* GOAL:
List all lines of the data containing the word "μπορεί".

* MATERIAL TO PROCESS:

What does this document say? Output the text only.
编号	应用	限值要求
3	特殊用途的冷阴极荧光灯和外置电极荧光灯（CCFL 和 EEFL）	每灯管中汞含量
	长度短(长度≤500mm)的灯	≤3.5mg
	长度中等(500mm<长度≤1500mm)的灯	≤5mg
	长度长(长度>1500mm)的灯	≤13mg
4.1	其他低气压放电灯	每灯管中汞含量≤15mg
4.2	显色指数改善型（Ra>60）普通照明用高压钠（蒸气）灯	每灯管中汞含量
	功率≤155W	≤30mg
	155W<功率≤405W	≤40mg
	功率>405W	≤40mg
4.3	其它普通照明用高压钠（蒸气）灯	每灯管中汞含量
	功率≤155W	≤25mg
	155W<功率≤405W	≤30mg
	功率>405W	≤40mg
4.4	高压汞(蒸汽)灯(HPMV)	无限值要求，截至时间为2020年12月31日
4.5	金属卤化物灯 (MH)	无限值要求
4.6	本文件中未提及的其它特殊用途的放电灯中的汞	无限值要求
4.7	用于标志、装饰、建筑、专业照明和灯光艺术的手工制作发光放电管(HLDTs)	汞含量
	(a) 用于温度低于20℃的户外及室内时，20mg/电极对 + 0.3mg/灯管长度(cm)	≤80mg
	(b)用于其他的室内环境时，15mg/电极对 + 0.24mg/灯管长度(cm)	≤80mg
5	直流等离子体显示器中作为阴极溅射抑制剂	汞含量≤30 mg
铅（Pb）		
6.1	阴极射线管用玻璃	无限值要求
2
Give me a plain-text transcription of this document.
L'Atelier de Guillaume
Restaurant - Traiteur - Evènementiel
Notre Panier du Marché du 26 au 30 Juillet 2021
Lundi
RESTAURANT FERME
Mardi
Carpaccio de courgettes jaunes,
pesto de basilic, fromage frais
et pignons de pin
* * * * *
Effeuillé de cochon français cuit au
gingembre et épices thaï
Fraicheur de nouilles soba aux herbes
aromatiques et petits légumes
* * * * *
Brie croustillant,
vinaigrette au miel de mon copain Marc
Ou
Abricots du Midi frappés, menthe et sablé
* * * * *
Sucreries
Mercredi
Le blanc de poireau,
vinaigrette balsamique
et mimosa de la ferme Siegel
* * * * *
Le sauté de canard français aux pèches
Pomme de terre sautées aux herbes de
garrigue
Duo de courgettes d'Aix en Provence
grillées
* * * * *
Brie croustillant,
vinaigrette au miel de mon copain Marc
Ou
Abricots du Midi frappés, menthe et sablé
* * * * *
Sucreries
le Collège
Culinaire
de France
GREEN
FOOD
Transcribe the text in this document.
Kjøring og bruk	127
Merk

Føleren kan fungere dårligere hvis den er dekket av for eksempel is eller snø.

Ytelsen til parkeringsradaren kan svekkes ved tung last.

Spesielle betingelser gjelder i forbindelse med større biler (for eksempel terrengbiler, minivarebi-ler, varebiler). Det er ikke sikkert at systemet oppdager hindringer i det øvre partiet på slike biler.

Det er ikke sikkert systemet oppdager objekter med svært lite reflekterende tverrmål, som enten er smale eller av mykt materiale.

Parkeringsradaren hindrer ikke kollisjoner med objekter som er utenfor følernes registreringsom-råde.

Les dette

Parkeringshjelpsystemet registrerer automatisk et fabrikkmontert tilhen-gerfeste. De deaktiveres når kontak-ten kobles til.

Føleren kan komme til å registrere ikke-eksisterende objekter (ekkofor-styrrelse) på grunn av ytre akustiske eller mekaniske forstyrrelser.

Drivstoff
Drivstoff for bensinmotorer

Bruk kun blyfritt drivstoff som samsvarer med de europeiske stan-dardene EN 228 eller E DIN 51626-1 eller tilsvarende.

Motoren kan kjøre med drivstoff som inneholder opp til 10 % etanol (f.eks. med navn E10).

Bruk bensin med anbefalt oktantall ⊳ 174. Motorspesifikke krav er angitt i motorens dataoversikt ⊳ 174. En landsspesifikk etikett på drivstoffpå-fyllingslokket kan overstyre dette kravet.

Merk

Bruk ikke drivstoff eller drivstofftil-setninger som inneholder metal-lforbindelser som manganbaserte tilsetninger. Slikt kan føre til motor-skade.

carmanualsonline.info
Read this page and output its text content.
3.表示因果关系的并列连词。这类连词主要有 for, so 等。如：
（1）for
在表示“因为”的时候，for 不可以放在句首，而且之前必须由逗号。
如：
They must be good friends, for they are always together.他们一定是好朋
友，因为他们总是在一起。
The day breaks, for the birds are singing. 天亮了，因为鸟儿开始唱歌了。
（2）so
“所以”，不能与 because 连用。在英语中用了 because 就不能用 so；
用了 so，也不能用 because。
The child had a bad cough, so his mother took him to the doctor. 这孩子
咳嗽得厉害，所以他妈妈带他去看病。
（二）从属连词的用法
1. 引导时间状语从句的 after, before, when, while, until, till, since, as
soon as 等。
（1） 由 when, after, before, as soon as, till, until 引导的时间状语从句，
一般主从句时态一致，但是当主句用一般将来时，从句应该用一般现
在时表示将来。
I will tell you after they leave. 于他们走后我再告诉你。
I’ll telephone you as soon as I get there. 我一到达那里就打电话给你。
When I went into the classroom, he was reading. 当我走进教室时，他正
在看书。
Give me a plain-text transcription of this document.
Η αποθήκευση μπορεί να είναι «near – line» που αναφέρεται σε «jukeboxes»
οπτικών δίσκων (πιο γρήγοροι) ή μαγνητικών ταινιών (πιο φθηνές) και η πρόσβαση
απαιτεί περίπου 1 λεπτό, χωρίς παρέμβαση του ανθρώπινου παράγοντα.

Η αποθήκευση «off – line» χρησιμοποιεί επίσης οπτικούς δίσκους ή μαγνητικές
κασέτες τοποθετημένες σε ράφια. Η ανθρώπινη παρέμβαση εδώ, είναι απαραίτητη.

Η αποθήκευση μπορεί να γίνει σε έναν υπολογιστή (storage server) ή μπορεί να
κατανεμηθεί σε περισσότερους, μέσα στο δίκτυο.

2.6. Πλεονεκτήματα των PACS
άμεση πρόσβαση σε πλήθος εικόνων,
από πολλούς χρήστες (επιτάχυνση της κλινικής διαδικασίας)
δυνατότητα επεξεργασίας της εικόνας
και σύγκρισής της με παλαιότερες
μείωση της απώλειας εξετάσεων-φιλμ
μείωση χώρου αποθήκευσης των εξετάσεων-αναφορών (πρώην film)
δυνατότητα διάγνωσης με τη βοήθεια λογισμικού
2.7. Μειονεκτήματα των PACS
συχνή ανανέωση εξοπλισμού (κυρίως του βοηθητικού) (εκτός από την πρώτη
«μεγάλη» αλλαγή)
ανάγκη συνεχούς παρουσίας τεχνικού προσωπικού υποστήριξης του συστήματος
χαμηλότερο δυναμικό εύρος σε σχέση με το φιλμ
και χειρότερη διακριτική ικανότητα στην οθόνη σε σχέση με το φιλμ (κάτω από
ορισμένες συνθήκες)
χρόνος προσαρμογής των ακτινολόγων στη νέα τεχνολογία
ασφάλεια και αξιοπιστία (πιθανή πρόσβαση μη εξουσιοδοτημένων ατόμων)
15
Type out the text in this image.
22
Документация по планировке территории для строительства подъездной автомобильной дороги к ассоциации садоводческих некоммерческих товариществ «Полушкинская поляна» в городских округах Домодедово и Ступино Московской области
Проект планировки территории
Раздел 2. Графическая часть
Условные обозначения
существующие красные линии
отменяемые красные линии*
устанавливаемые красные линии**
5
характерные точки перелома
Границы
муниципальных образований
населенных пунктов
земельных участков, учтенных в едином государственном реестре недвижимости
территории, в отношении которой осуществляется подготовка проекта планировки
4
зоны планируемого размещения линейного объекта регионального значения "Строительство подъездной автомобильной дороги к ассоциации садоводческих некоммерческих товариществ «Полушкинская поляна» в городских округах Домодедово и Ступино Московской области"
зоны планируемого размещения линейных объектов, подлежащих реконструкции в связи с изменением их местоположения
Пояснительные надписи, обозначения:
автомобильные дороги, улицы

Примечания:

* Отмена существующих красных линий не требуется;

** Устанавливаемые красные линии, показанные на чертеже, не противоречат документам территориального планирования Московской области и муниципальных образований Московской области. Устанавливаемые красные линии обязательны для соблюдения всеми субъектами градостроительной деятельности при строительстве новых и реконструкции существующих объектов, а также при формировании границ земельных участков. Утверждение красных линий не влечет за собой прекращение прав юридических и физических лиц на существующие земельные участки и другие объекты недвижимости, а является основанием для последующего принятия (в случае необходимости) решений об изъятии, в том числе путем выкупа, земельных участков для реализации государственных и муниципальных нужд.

* OUTPUT OF THE TASK:
Η αποθήκευση μπορεί να είναι «near – line» που αναφέρεται σε «jukeboxes»
Η αποθήκευση μπορεί να γίνει σε έναν υπολογιστή (storage server) ή μπορεί να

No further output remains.